= Exercise description =
In the entries below, find every line with "three" and copy it.

= Material for the task =

- - - - -

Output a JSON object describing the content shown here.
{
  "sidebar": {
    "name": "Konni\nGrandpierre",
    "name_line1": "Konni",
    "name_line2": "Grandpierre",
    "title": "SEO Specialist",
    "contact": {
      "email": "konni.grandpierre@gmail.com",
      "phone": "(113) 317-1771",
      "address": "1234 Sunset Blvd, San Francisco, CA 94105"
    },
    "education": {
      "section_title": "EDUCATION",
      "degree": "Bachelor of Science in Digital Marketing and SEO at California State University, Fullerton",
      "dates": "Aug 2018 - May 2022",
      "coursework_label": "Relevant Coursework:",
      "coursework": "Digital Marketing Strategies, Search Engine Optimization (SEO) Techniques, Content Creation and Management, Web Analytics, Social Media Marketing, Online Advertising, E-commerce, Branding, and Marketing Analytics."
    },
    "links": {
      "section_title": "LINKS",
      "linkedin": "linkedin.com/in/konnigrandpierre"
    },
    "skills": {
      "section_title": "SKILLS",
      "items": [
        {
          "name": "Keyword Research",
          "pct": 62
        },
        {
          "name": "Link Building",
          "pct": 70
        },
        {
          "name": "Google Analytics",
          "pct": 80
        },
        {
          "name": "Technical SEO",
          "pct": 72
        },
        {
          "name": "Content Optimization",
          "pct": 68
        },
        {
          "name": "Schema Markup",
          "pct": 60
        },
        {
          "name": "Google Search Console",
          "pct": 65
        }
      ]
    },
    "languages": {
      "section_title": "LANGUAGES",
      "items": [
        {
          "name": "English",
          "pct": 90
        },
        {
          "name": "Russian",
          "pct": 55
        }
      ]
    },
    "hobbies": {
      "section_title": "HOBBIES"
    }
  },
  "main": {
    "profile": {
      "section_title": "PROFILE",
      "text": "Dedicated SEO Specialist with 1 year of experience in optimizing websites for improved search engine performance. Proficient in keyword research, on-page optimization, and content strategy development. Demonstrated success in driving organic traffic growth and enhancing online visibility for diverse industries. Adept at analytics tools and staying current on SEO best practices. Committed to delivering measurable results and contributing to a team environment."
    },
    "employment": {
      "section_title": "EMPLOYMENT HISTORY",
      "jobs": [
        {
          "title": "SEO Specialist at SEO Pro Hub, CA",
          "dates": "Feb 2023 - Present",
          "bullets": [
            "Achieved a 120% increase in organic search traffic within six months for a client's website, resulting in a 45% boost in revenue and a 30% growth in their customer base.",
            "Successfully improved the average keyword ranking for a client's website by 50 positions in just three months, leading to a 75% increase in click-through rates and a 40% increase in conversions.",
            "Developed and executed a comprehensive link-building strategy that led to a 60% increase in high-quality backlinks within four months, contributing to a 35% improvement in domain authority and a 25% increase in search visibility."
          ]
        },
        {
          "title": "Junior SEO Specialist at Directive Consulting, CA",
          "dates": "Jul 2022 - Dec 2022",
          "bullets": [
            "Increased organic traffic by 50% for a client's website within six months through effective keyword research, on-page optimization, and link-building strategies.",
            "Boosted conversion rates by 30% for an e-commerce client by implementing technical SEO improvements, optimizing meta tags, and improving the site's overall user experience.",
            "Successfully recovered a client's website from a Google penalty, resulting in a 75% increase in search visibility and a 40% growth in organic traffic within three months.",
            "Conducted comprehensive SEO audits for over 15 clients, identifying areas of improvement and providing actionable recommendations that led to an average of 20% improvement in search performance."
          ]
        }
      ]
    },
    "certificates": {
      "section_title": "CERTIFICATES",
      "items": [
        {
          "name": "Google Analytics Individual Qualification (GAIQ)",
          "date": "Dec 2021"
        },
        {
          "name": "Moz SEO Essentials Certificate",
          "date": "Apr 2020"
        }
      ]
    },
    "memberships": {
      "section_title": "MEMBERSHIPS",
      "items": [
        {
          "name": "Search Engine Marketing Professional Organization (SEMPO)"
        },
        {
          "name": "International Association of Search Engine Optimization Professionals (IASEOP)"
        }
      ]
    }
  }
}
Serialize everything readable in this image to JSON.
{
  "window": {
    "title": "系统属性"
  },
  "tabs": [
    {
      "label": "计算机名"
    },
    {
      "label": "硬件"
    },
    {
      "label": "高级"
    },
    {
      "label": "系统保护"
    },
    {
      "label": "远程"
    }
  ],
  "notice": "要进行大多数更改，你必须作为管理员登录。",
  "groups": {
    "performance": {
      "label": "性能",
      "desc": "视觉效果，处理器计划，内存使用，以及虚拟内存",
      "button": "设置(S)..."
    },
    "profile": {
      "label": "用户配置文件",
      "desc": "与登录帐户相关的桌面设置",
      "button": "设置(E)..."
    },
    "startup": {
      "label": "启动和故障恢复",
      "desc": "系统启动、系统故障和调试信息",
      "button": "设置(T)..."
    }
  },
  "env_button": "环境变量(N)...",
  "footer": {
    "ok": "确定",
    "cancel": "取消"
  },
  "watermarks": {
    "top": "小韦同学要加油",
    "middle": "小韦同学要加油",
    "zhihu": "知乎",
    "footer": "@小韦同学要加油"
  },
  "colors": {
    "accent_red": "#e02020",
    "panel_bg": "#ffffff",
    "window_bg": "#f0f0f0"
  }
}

- - - - -

= Written reply =
            "Successfully improved the average keyword ranking for a client's website by 50 positions in just three months, leading to a 75% increase in click-through rates and a 40% increase in conversions.",
            "Successfully recovered a client's website from a Google penalty, resulting in a 75% increase in search visibility and a 40% growth in organic traffic within three months.",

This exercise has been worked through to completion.